(Dataset listings of figures)

::::::::

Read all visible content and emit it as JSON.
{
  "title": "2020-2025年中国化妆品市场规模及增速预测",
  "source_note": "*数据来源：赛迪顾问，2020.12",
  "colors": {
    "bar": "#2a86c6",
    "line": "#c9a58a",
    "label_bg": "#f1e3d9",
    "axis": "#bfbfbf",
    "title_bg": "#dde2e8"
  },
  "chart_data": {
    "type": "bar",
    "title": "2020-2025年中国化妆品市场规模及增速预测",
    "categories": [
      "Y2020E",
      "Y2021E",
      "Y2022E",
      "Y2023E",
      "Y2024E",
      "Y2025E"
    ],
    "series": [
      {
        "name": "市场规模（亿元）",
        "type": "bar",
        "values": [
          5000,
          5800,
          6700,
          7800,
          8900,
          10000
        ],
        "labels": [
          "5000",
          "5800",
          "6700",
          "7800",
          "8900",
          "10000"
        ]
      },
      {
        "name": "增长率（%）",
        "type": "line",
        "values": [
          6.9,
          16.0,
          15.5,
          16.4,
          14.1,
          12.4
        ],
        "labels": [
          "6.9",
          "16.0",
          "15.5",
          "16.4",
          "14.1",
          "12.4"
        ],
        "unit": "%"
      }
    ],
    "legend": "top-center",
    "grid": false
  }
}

::::::::

PROBLEM TO WORK ON:
Retype the data exactly as given.

SOLUTION FOR THIS PROBLEM:
Read all visible content and emit it as JSON.
{
  "title": "2020-2025年中国化妆品市场规模及增速预测",
  "source_note": "*数据来源：赛迪顾问，2020.12",
  "colors": {
    "bar": "#2a86c6",
    "line": "#c9a58a",
    "label_bg": "#f1e3d9",
    "axis": "#bfbfbf",
    "title_bg": "#dde2e8"
  },
  "chart_data": {
    "type": "bar",
    "title": "2020-2025年中国化妆品市场规模及增速预测",
    "categories": [
      "Y2020E",
      "Y2021E",
      "Y2022E",
      "Y2023E",
      "Y2024E",
      "Y2025E"
    ],
    "series": [
      {
        "name": "市场规模（亿元）",
        "type": "bar",
        "values": [
          5000,
          5800,
          6700,
          7800,
          8900,
          10000
        ],
        "labels": [
          "5000",
          "5800",
          "6700",
          "7800",
          "8900",
          "10000"
        ]
      },
      {
        "name": "增长率（%）",
        "type": "line",
        "values": [
          6.9,
          16.0,
          15.5,
          16.4,
          14.1,
          12.4
        ],
        "labels": [
          "6.9",
          "16.0",
          "15.5",
          "16.4",
          "14.1",
          "12.4"
        ],
        "unit": "%"
      }
    ],
    "legend": "top-center",
    "grid": false
  }
}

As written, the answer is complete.